Every entry here needs to be repeated exactly.

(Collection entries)
>>
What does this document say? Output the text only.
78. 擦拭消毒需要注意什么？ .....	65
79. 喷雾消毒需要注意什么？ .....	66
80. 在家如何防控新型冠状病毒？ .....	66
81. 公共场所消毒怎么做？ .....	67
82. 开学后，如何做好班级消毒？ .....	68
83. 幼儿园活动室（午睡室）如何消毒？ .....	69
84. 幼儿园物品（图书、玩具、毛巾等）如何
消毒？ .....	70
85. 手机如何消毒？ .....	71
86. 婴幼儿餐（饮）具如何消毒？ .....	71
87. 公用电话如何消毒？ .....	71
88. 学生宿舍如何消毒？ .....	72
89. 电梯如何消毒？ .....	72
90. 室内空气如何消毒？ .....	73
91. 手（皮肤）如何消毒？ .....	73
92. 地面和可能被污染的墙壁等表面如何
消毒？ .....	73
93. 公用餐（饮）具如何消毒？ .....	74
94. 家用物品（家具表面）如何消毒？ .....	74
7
<<
Exercise output:
What does this document say? Output the text only.
78. 擦拭消毒需要注意什么？ .....	65
79. 喷雾消毒需要注意什么？ .....	66
80. 在家如何防控新型冠状病毒？ .....	66
81. 公共场所消毒怎么做？ .....	67
82. 开学后，如何做好班级消毒？ .....	68
83. 幼儿园活动室（午睡室）如何消毒？ .....	69
84. 幼儿园物品（图书、玩具、毛巾等）如何
消毒？ .....	70
85. 手机如何消毒？ .....	71
86. 婴幼儿餐（饮）具如何消毒？ .....	71
87. 公用电话如何消毒？ .....	71
88. 学生宿舍如何消毒？ .....	72
89. 电梯如何消毒？ .....	72
90. 室内空气如何消毒？ .....	73
91. 手（皮肤）如何消毒？ .....	73
92. 地面和可能被污染的墙壁等表面如何
消毒？ .....	73
93. 公用餐（饮）具如何消毒？ .....	74
94. 家用物品（家具表面）如何消毒？ .....	74
7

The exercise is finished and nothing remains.